─── Data section

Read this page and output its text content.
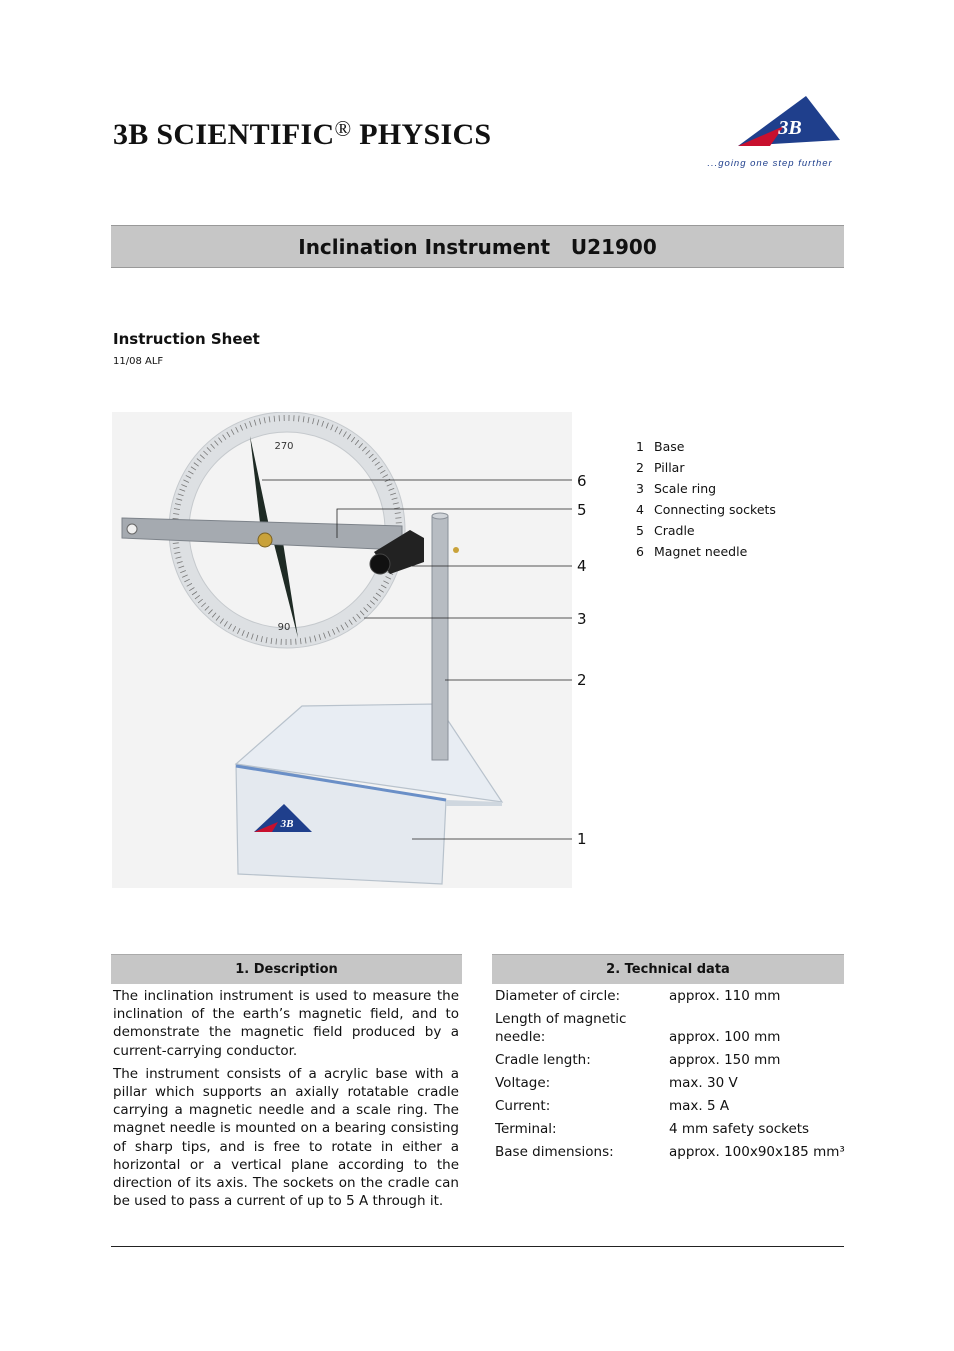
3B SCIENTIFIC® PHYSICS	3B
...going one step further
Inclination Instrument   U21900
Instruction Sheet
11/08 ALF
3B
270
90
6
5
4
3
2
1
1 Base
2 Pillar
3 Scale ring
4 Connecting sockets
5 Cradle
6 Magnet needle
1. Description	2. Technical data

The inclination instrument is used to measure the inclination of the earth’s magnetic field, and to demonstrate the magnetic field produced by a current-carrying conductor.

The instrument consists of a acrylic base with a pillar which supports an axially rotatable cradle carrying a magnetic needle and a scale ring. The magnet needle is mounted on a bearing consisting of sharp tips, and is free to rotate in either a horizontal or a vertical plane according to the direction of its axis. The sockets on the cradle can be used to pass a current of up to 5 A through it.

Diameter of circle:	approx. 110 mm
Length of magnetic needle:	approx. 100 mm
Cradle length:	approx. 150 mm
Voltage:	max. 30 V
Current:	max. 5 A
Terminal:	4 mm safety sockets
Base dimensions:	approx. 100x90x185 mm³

──────
─── Data section

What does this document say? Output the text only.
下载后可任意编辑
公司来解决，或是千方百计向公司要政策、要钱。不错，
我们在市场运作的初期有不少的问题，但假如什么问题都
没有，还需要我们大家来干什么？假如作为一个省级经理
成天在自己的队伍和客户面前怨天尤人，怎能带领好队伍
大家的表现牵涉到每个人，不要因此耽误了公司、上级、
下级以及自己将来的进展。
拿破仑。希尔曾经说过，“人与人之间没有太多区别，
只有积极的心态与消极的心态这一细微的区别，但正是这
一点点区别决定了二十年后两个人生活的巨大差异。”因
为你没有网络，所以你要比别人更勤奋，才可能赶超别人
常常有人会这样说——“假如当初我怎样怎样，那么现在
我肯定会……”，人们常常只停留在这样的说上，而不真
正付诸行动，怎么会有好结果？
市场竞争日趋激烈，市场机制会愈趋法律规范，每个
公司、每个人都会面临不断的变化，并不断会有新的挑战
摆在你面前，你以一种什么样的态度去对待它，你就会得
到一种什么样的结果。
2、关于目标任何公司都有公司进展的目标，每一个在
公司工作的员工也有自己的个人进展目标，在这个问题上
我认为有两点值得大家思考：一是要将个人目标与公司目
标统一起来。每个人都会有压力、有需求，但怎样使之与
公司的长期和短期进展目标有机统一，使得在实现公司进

──────

Given request - Gather from the records above every line containing the string "needle".

Output for this exercise -
6 Magnet needle
The instrument consists of a acrylic base with a pillar which supports an axially rotatable cradle carrying a magnetic needle and a scale ring. The magnet needle is mounted on a bearing consisting of sharp tips, and is free to rotate in either a horizontal or a vertical plane according to the direction of its axis. The sockets on the cradle can be used to pass a current of up to 5 A through it.
Length of magnetic needle:	approx. 100 mm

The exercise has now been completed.